## CONSIGNE 1
Selon l'article sur la refondation de la communauté, que manifeste la distinction des statuts entre consacrés et laïcs ? Répondez en une à trois phrases.
## CONSIGNE 2
Prolongez l'article sur la refondation de la communauté en reprenant juste après sa dernière phrase.

***** ARTICLE *****

Chaque branche élit son gouvernement propre. Un président élu, nécessairement consacré, assure l'unité des trois branches.
La distinction des statuts entre consacrés et laïcs manifeste une mise en œuvre propre aux familles et célibataires plus fidèle au droit canon et à la tradition de l'Église. Leur formation est séparée.
Les familles bénéficient nécessairement d'un logement autonome et de revenus propres.
Les lieux résidentiels sont distincts et fondamentaux, même si un « foyer » peut réunir sur un même site plusieurs « maisons » de branches séparées.
La communauté est refondée le 29 juin 2011 comme « association publique de fidèles de droit diocésain » par Robert Le Gall, archevêque de Toulouse[40]. Dans les années qui suivent l'adoption des nouveaux statuts, la communauté met en place cette structure tripartite à tous les niveaux et poursuit un travail de reconstruction. La première assemblée générale élective selon les nouveaux statuts a lieu en octobre 2015. Le Fr. Henry Donneaud cesse alors son mandat de commissaire pontifical mais est nommé assistant apostolique auprès de la communauté[41].

***** DONNÉES FOURNIES *****

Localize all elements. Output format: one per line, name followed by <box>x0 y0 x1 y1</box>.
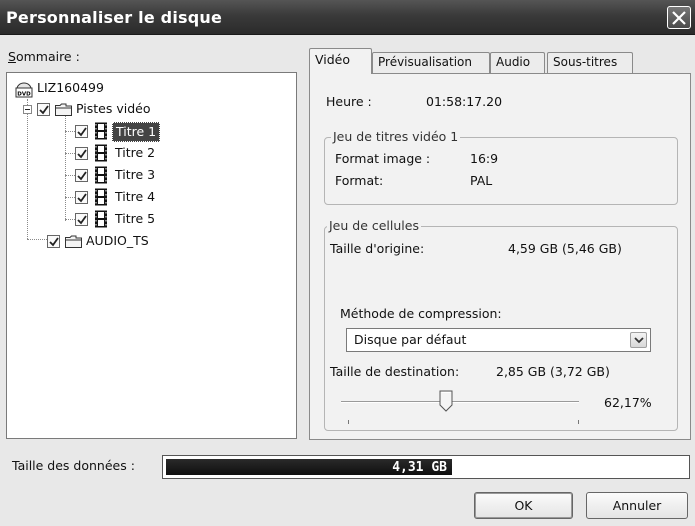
check-icon <box>77 171 87 181</box>
tree-label-title-3: Titre 3 <box>115 167 156 182</box>
tree-label-title-2: Titre 2 <box>115 145 156 160</box>
compression-slider-track[interactable] <box>341 401 579 403</box>
check-icon <box>77 149 87 159</box>
aspect-ratio-label: Format image : <box>335 151 431 166</box>
check-icon <box>49 237 59 247</box>
compression-slider-thumb[interactable] <box>439 390 453 412</box>
collapse-toggle[interactable] <box>23 105 32 114</box>
customize-disc-dialog: Personnaliser le disque Sommaire : DVD L… <box>0 0 695 526</box>
title-bar: Personnaliser le disque <box>0 0 695 35</box>
folder-icon <box>55 103 72 116</box>
close-button[interactable] <box>667 6 691 29</box>
summary-tree[interactable]: DVD LIZ160499 Pistes vidéo Titre 1 Titre… <box>6 72 297 439</box>
compression-label: Méthode de compression: <box>340 306 502 321</box>
format-label: Format: <box>335 173 384 188</box>
time-label: Heure : <box>326 94 372 109</box>
title-3-checkbox[interactable] <box>75 169 88 182</box>
video-tracks-checkbox[interactable] <box>37 103 50 116</box>
tab-video[interactable]: Vidéo <box>309 48 372 74</box>
cell-set-title: Jeu de cellules <box>327 218 421 233</box>
window-title: Personnaliser le disque <box>6 8 223 27</box>
compression-selected-value: Disque par défaut <box>354 332 467 347</box>
video-titleset-title: Jeu de titres vidéo 1 <box>331 129 461 144</box>
destination-size-value: 2,85 GB (3,72 GB) <box>496 364 610 379</box>
aspect-ratio-value: 16:9 <box>470 151 499 166</box>
dvd-disc-icon: DVD <box>15 82 33 98</box>
svg-text:DVD: DVD <box>17 92 31 98</box>
tab-preview[interactable]: Prévisualisation <box>372 52 490 73</box>
compression-select[interactable]: Disque par défaut <box>346 328 651 352</box>
audio-checkbox[interactable] <box>47 235 60 248</box>
tab-subtitles[interactable]: Sous-titres <box>547 52 633 73</box>
video-titleset-group: Jeu de titres vidéo 1 Format image : 16:… <box>324 129 678 205</box>
slider-tick <box>348 420 349 424</box>
film-icon <box>95 122 107 140</box>
ok-button[interactable]: OK <box>474 492 573 519</box>
film-icon <box>95 166 107 184</box>
check-icon <box>39 105 49 115</box>
tree-label-video-tracks: Pistes vidéo <box>76 101 151 116</box>
tree-label-audio: AUDIO_TS <box>86 233 149 248</box>
original-size-value: 4,59 GB (5,46 GB) <box>508 241 622 256</box>
check-icon <box>77 193 87 203</box>
tree-label-title-4: Titre 4 <box>115 189 156 204</box>
tab-audio[interactable]: Audio <box>490 52 545 73</box>
check-icon <box>77 127 87 137</box>
video-tab-panel: Heure : 01:58:17.20 Jeu de titres vidéo … <box>309 73 691 440</box>
data-size-label: Taille des données : <box>12 458 135 473</box>
title-5-checkbox[interactable] <box>75 213 88 226</box>
close-icon <box>672 11 686 25</box>
check-icon <box>77 215 87 225</box>
film-icon <box>95 144 107 162</box>
destination-size-label: Taille de destination: <box>330 364 460 379</box>
film-icon <box>95 188 107 206</box>
compression-percent: 62,17% <box>604 395 652 410</box>
folder-icon <box>65 235 82 248</box>
title-4-checkbox[interactable] <box>75 191 88 204</box>
tree-label-title-5: Titre 5 <box>115 211 156 226</box>
time-value: 01:58:17.20 <box>426 94 503 109</box>
cancel-button[interactable]: Annuler <box>586 492 688 519</box>
data-size-value: 4,31 GB <box>392 460 447 475</box>
compression-dropdown-button[interactable] <box>630 332 647 348</box>
tree-label-title-1: Titre 1 <box>112 122 161 142</box>
title-1-checkbox[interactable] <box>75 125 88 138</box>
format-value: PAL <box>470 173 493 188</box>
data-size-progress-bar: 4,31 GB <box>162 455 690 479</box>
chevron-down-icon <box>634 337 644 344</box>
title-2-checkbox[interactable] <box>75 147 88 160</box>
original-size-label: Taille d'origine: <box>330 241 425 256</box>
slider-tick <box>578 420 579 424</box>
film-icon <box>95 210 107 228</box>
summary-label: Sommaire : <box>8 49 80 64</box>
tree-label-disc: LIZ160499 <box>37 80 104 95</box>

*****

## RÉPONSE RÉDIGÉE 1
Elle manifeste une mise en œuvre propre aux familles et aux célibataires, plus fidèle au droit canon et à la tradition de l'Église. La formation des consacrés et celle des laïcs sont d'ailleurs séparées.

## RÉPONSE RÉDIGÉE 2
À l'occasion du cinquantenaire de la communauté, une délégation est reçue le 18 avril 2023 par le pape François qui leur prodigue ses encouragements : « Votre communauté apporte une contribution précieuse au dialogue interreligieux, à la promotion de la paix et à la défense des droits de l'homme, et votre témoignage est une source d'inspiration pour beaucoup. »[42],[43]
Polémiques liées à l'homosexualité et à son traitement
La communauté des Béatitudes est mise en cause en 2019 par un documentaire[44] et un livre d'enquête[45] pour son utilisation des thérapies de conversion. Benoît Berthe-Siward, membre du collectif « Rien à guérir »[46], favorable à une législation en France contre ce type de pratiques, interdites depuis 2022, affirme avoir été conduit plusieurs fois adolescent dans une session dite de « guérison des blessures intérieures » organisée par les Béatitudes au Château Saint-Luc à Cuq-les-Vielmur dans le Tarn[44],[45],[47],[48]. En septembre 2020, la communauté réagit à ces deux publications dans un communiqué. Elle assure n'avoir « jamais proposé de sessions spécifiques à destination des personnes homosexuelles » même si elle reconnaît que des « personnes homosexuelles ont pu être accueillies dans ce cadre ». Elle exprime « ses profonds regrets » à celles qui « ont été blessées par l’accompagnement jugé inapproprié qui leur a été proposé à l’époque ». Elle affirme se désolidariser « très clairement des "thérapies de conversion" de l’homosexualité ou "homothérapies" »[Béatitudes 5].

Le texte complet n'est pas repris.